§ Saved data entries
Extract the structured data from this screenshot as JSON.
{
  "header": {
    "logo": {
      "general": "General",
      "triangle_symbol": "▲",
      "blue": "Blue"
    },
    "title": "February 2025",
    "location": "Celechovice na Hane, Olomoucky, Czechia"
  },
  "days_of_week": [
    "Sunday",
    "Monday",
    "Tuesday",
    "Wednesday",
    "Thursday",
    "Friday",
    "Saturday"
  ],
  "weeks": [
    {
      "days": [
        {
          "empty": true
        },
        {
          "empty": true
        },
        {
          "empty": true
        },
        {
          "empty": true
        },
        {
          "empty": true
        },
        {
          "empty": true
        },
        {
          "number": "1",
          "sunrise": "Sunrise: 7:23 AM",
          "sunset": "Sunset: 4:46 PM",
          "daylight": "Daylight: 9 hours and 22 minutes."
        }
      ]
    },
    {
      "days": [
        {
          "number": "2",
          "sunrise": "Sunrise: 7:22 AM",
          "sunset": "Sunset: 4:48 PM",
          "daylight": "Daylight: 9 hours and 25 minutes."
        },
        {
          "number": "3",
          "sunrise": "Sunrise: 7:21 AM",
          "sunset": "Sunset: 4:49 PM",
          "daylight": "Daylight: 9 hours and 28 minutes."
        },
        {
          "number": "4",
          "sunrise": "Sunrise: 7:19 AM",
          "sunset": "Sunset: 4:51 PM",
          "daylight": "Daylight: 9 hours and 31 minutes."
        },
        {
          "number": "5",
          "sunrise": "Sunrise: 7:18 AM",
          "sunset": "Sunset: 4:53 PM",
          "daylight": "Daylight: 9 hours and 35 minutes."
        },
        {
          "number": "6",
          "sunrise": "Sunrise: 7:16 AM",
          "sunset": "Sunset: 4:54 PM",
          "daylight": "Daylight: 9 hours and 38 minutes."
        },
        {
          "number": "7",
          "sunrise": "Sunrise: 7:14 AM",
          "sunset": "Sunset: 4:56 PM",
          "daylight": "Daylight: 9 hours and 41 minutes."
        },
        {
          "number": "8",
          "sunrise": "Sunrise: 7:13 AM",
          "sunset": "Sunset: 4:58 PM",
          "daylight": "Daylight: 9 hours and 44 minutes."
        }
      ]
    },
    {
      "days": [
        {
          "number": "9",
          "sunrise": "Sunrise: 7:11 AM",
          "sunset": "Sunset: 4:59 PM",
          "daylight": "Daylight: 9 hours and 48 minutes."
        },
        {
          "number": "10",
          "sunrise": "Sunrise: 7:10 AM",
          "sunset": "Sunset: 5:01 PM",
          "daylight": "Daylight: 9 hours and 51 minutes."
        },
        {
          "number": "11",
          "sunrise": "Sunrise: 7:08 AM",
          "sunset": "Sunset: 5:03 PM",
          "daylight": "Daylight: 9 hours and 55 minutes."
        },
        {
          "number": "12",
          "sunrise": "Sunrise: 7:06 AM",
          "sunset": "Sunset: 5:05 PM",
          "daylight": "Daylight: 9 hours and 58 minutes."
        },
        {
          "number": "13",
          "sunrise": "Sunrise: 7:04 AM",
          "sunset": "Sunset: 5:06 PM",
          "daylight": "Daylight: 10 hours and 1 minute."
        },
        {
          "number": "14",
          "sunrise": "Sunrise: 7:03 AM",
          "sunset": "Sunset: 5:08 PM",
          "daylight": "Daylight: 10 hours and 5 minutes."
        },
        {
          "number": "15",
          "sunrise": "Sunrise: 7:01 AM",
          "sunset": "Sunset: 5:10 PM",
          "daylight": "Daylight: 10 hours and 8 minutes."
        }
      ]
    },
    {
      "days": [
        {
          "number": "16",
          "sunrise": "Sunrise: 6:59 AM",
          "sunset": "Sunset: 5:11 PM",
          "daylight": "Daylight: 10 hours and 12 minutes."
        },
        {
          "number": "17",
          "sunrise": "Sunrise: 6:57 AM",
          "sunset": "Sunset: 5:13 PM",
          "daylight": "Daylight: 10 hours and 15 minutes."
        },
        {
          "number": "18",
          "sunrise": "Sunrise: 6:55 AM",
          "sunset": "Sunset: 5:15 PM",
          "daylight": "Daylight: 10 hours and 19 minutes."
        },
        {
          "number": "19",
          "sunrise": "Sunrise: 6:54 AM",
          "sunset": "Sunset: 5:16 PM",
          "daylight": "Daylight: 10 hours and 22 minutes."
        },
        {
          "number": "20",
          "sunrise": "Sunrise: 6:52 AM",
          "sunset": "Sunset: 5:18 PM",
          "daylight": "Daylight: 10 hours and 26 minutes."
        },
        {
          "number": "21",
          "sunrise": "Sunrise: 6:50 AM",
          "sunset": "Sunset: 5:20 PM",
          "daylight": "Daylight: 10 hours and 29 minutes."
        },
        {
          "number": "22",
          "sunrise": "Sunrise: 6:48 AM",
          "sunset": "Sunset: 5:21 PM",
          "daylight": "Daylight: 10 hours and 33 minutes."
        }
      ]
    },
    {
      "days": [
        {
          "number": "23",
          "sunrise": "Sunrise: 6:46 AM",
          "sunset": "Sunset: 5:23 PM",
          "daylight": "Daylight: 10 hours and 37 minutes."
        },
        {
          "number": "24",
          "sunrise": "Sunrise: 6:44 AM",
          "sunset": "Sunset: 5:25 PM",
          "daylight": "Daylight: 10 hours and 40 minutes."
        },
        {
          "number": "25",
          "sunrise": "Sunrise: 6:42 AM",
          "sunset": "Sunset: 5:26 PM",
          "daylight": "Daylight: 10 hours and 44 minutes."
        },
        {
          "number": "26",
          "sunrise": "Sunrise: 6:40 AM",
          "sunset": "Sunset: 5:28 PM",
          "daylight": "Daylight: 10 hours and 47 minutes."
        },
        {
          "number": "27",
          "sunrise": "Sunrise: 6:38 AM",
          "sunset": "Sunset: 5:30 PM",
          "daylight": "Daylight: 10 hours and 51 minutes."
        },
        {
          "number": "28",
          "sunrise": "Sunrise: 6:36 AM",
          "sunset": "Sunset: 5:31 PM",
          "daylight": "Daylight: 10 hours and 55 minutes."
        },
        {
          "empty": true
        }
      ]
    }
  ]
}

§ Goal of the exercise
Every entry must be output again, exactly as written above.

§ Finished exercise
Extract the structured data from this screenshot as JSON.
{
  "header": {
    "logo": {
      "general": "General",
      "triangle_symbol": "▲",
      "blue": "Blue"
    },
    "title": "February 2025",
    "location": "Celechovice na Hane, Olomoucky, Czechia"
  },
  "days_of_week": [
    "Sunday",
    "Monday",
    "Tuesday",
    "Wednesday",
    "Thursday",
    "Friday",
    "Saturday"
  ],
  "weeks": [
    {
      "days": [
        {
          "empty": true
        },
        {
          "empty": true
        },
        {
          "empty": true
        },
        {
          "empty": true
        },
        {
          "empty": true
        },
        {
          "empty": true
        },
        {
          "number": "1",
          "sunrise": "Sunrise: 7:23 AM",
          "sunset": "Sunset: 4:46 PM",
          "daylight": "Daylight: 9 hours and 22 minutes."
        }
      ]
    },
    {
      "days": [
        {
          "number": "2",
          "sunrise": "Sunrise: 7:22 AM",
          "sunset": "Sunset: 4:48 PM",
          "daylight": "Daylight: 9 hours and 25 minutes."
        },
        {
          "number": "3",
          "sunrise": "Sunrise: 7:21 AM",
          "sunset": "Sunset: 4:49 PM",
          "daylight": "Daylight: 9 hours and 28 minutes."
        },
        {
          "number": "4",
          "sunrise": "Sunrise: 7:19 AM",
          "sunset": "Sunset: 4:51 PM",
          "daylight": "Daylight: 9 hours and 31 minutes."
        },
        {
          "number": "5",
          "sunrise": "Sunrise: 7:18 AM",
          "sunset": "Sunset: 4:53 PM",
          "daylight": "Daylight: 9 hours and 35 minutes."
        },
        {
          "number": "6",
          "sunrise": "Sunrise: 7:16 AM",
          "sunset": "Sunset: 4:54 PM",
          "daylight": "Daylight: 9 hours and 38 minutes."
        },
        {
          "number": "7",
          "sunrise": "Sunrise: 7:14 AM",
          "sunset": "Sunset: 4:56 PM",
          "daylight": "Daylight: 9 hours and 41 minutes."
        },
        {
          "number": "8",
          "sunrise": "Sunrise: 7:13 AM",
          "sunset": "Sunset: 4:58 PM",
          "daylight": "Daylight: 9 hours and 44 minutes."
        }
      ]
    },
    {
      "days": [
        {
          "number": "9",
          "sunrise": "Sunrise: 7:11 AM",
          "sunset": "Sunset: 4:59 PM",
          "daylight": "Daylight: 9 hours and 48 minutes."
        },
        {
          "number": "10",
          "sunrise": "Sunrise: 7:10 AM",
          "sunset": "Sunset: 5:01 PM",
          "daylight": "Daylight: 9 hours and 51 minutes."
        },
        {
          "number": "11",
          "sunrise": "Sunrise: 7:08 AM",
          "sunset": "Sunset: 5:03 PM",
          "daylight": "Daylight: 9 hours and 55 minutes."
        },
        {
          "number": "12",
          "sunrise": "Sunrise: 7:06 AM",
          "sunset": "Sunset: 5:05 PM",
          "daylight": "Daylight: 9 hours and 58 minutes."
        },
        {
          "number": "13",
          "sunrise": "Sunrise: 7:04 AM",
          "sunset": "Sunset: 5:06 PM",
          "daylight": "Daylight: 10 hours and 1 minute."
        },
        {
          "number": "14",
          "sunrise": "Sunrise: 7:03 AM",
          "sunset": "Sunset: 5:08 PM",
          "daylight": "Daylight: 10 hours and 5 minutes."
        },
        {
          "number": "15",
          "sunrise": "Sunrise: 7:01 AM",
          "sunset": "Sunset: 5:10 PM",
          "daylight": "Daylight: 10 hours and 8 minutes."
        }
      ]
    },
    {
      "days": [
        {
          "number": "16",
          "sunrise": "Sunrise: 6:59 AM",
          "sunset": "Sunset: 5:11 PM",
          "daylight": "Daylight: 10 hours and 12 minutes."
        },
        {
          "number": "17",
          "sunrise": "Sunrise: 6:57 AM",
          "sunset": "Sunset: 5:13 PM",
          "daylight": "Daylight: 10 hours and 15 minutes."
        },
        {
          "number": "18",
          "sunrise": "Sunrise: 6:55 AM",
          "sunset": "Sunset: 5:15 PM",
          "daylight": "Daylight: 10 hours and 19 minutes."
        },
        {
          "number": "19",
          "sunrise": "Sunrise: 6:54 AM",
          "sunset": "Sunset: 5:16 PM",
          "daylight": "Daylight: 10 hours and 22 minutes."
        },
        {
          "number": "20",
          "sunrise": "Sunrise: 6:52 AM",
          "sunset": "Sunset: 5:18 PM",
          "daylight": "Daylight: 10 hours and 26 minutes."
        },
        {
          "number": "21",
          "sunrise": "Sunrise: 6:50 AM",
          "sunset": "Sunset: 5:20 PM",
          "daylight": "Daylight: 10 hours and 29 minutes."
        },
        {
          "number": "22",
          "sunrise": "Sunrise: 6:48 AM",
          "sunset": "Sunset: 5:21 PM",
          "daylight": "Daylight: 10 hours and 33 minutes."
        }
      ]
    },
    {
      "days": [
        {
          "number": "23",
          "sunrise": "Sunrise: 6:46 AM",
          "sunset": "Sunset: 5:23 PM",
          "daylight": "Daylight: 10 hours and 37 minutes."
        },
        {
          "number": "24",
          "sunrise": "Sunrise: 6:44 AM",
          "sunset": "Sunset: 5:25 PM",
          "daylight": "Daylight: 10 hours and 40 minutes."
        },
        {
          "number": "25",
          "sunrise": "Sunrise: 6:42 AM",
          "sunset": "Sunset: 5:26 PM",
          "daylight": "Daylight: 10 hours and 44 minutes."
        },
        {
          "number": "26",
          "sunrise": "Sunrise: 6:40 AM",
          "sunset": "Sunset: 5:28 PM",
          "daylight": "Daylight: 10 hours and 47 minutes."
        },
        {
          "number": "27",
          "sunrise": "Sunrise: 6:38 AM",
          "sunset": "Sunset: 5:30 PM",
          "daylight": "Daylight: 10 hours and 51 minutes."
        },
        {
          "number": "28",
          "sunrise": "Sunrise: 6:36 AM",
          "sunset": "Sunset: 5:31 PM",
          "daylight": "Daylight: 10 hours and 55 minutes."
        },
        {
          "empty": true
        }
      ]
    }
  ]
}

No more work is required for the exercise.